* start *

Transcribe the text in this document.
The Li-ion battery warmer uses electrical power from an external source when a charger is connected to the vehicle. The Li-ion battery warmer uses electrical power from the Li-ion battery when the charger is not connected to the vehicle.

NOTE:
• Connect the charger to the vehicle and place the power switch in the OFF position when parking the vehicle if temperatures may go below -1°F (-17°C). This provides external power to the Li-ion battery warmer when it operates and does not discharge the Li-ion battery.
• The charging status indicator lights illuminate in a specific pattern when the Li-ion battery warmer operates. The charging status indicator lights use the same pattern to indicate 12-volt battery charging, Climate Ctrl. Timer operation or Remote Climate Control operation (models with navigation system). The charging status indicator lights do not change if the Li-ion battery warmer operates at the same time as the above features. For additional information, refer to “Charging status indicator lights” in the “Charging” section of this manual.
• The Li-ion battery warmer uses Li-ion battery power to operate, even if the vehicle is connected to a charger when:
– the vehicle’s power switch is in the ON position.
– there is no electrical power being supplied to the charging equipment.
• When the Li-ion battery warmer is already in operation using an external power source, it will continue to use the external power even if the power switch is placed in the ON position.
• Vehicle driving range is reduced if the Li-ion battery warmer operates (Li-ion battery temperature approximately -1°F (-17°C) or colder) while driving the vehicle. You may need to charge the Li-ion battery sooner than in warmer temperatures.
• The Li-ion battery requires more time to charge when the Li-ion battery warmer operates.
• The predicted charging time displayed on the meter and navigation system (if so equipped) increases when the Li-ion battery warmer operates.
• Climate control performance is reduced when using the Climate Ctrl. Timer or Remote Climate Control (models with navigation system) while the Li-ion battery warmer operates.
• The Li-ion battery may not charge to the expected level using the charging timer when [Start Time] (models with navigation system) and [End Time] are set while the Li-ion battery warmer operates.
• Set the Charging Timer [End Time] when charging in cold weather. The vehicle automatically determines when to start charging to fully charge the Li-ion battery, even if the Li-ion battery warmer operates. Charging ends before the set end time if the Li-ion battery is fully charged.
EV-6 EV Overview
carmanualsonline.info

* end *

Short task » Give all the entries again exactly; leave none out.

Final result »
Transcribe the text in this document.
The Li-ion battery warmer uses electrical power from an external source when a charger is connected to the vehicle. The Li-ion battery warmer uses electrical power from the Li-ion battery when the charger is not connected to the vehicle.

NOTE:
• Connect the charger to the vehicle and place the power switch in the OFF position when parking the vehicle if temperatures may go below -1°F (-17°C). This provides external power to the Li-ion battery warmer when it operates and does not discharge the Li-ion battery.
• The charging status indicator lights illuminate in a specific pattern when the Li-ion battery warmer operates. The charging status indicator lights use the same pattern to indicate 12-volt battery charging, Climate Ctrl. Timer operation or Remote Climate Control operation (models with navigation system). The charging status indicator lights do not change if the Li-ion battery warmer operates at the same time as the above features. For additional information, refer to “Charging status indicator lights” in the “Charging” section of this manual.
• The Li-ion battery warmer uses Li-ion battery power to operate, even if the vehicle is connected to a charger when:
– the vehicle’s power switch is in the ON position.
– there is no electrical power being supplied to the charging equipment.
• When the Li-ion battery warmer is already in operation using an external power source, it will continue to use the external power even if the power switch is placed in the ON position.
• Vehicle driving range is reduced if the Li-ion battery warmer operates (Li-ion battery temperature approximately -1°F (-17°C) or colder) while driving the vehicle. You may need to charge the Li-ion battery sooner than in warmer temperatures.
• The Li-ion battery requires more time to charge when the Li-ion battery warmer operates.
• The predicted charging time displayed on the meter and navigation system (if so equipped) increases when the Li-ion battery warmer operates.
• Climate control performance is reduced when using the Climate Ctrl. Timer or Remote Climate Control (models with navigation system) while the Li-ion battery warmer operates.
• The Li-ion battery may not charge to the expected level using the charging timer when [Start Time] (models with navigation system) and [End Time] are set while the Li-ion battery warmer operates.
• Set the Charging Timer [End Time] when charging in cold weather. The vehicle automatically determines when to start charging to fully charge the Li-ion battery, even if the Li-ion battery warmer operates. Charging ends before the set end time if the Li-ion battery is fully charged.
EV-6 EV Overview
carmanualsonline.info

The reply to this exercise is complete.